» **EXERCISE BRIEF**
Check each line of the records below and collect those that include the word "EMPAT".

**** ENTRIES PROVIDED

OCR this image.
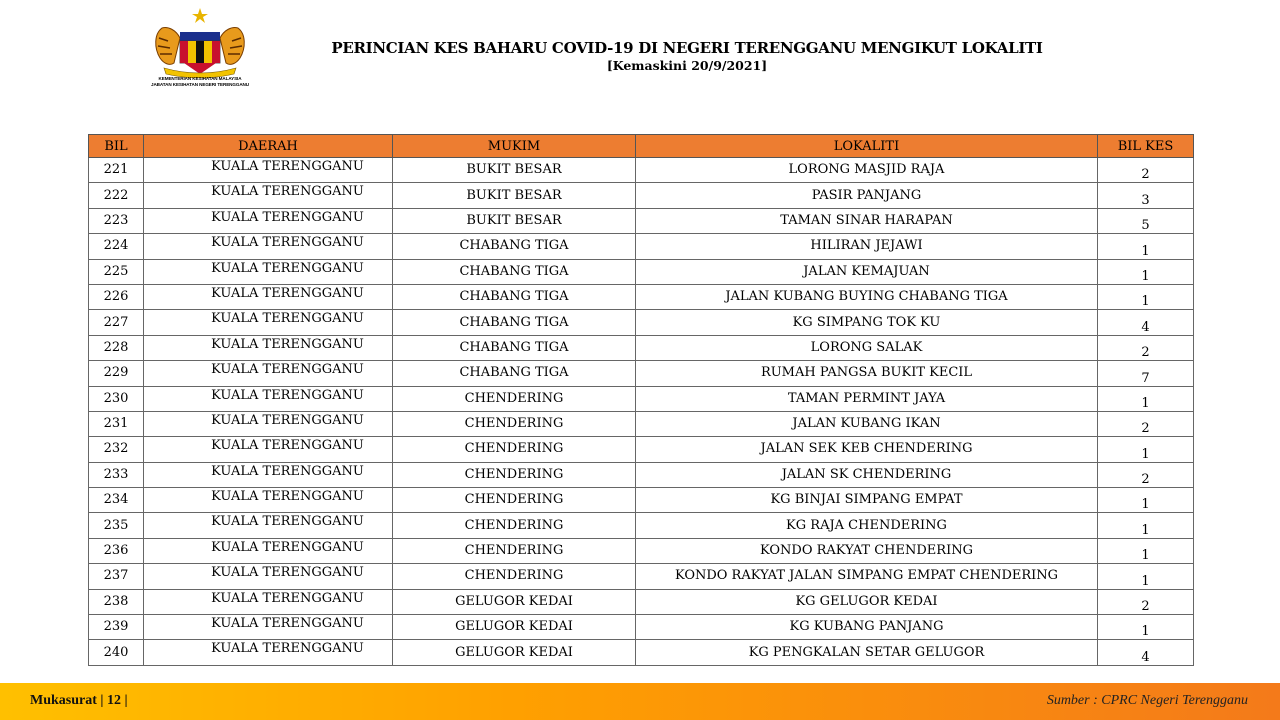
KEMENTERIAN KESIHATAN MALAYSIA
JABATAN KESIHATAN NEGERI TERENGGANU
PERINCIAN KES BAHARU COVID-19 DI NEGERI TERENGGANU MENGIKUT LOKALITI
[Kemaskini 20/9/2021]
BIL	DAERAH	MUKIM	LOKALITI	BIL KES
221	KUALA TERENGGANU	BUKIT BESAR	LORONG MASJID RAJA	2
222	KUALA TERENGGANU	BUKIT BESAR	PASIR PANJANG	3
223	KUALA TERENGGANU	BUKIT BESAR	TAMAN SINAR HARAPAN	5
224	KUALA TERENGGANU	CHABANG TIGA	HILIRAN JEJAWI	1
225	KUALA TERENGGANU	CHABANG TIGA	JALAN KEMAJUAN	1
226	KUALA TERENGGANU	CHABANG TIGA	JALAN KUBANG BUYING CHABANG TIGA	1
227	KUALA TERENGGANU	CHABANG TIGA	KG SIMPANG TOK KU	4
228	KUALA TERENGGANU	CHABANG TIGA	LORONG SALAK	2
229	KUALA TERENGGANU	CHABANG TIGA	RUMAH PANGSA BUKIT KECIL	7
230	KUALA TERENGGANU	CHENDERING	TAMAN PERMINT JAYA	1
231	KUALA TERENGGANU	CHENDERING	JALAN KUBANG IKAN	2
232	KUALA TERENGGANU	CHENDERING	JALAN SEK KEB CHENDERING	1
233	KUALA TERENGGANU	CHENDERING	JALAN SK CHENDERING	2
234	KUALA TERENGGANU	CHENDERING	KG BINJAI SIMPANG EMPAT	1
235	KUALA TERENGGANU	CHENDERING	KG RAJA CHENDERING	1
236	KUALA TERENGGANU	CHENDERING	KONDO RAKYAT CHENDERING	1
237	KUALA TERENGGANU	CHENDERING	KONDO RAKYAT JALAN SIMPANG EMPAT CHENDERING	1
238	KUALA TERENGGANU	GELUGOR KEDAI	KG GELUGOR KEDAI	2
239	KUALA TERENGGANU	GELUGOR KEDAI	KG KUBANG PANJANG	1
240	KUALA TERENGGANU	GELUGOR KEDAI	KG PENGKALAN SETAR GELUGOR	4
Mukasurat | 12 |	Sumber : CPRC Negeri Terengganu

********
**** ENTRIES PROVIDED

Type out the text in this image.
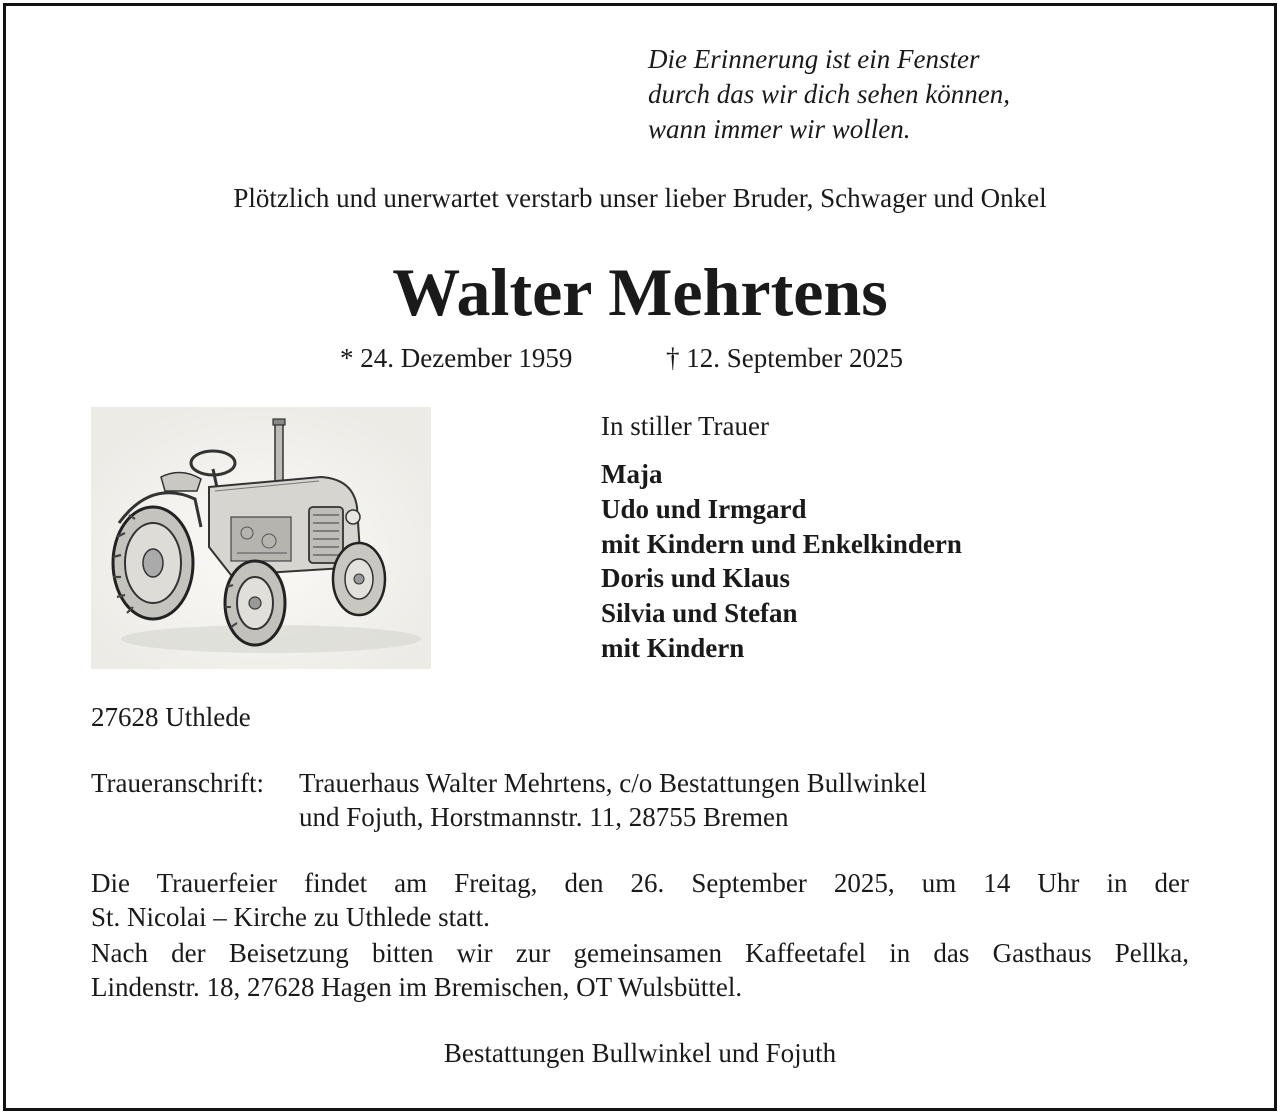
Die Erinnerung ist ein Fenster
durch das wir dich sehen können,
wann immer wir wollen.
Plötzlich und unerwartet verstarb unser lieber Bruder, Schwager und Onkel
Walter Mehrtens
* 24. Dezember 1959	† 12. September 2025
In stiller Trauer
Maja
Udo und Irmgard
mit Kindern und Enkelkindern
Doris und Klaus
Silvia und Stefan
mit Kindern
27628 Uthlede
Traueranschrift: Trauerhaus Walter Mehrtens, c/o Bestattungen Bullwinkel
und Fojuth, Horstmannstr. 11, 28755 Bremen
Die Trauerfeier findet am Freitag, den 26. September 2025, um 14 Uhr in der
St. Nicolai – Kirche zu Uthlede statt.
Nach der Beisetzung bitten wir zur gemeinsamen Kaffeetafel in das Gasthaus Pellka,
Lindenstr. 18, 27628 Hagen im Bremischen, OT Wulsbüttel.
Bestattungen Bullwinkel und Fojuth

********

» **FINAL RESULT**
234	KUALA TERENGGANU	CHENDERING	KG BINJAI SIMPANG EMPAT	1
237	KUALA TERENGGANU	CHENDERING	KONDO RAKYAT JALAN SIMPANG EMPAT CHENDERING	1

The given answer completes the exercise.